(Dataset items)
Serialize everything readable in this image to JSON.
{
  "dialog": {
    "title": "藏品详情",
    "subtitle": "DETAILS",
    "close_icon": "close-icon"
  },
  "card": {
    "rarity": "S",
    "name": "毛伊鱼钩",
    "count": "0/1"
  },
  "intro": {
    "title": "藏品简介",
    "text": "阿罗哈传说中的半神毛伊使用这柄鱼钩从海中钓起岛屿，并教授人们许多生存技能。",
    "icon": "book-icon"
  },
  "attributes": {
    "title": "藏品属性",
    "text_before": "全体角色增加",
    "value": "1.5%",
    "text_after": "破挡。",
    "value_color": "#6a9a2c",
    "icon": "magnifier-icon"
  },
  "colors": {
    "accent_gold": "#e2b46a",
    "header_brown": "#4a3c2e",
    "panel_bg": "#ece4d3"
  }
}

◆ What to work on ◆
Restate the data above word for word.

◆ Solved exercise ◆
Serialize everything readable in this image to JSON.
{
  "dialog": {
    "title": "藏品详情",
    "subtitle": "DETAILS",
    "close_icon": "close-icon"
  },
  "card": {
    "rarity": "S",
    "name": "毛伊鱼钩",
    "count": "0/1"
  },
  "intro": {
    "title": "藏品简介",
    "text": "阿罗哈传说中的半神毛伊使用这柄鱼钩从海中钓起岛屿，并教授人们许多生存技能。",
    "icon": "book-icon"
  },
  "attributes": {
    "title": "藏品属性",
    "text_before": "全体角色增加",
    "value": "1.5%",
    "text_after": "破挡。",
    "value_color": "#6a9a2c",
    "icon": "magnifier-icon"
  },
  "colors": {
    "accent_gold": "#e2b46a",
    "header_brown": "#4a3c2e",
    "panel_bg": "#ece4d3"
  }
}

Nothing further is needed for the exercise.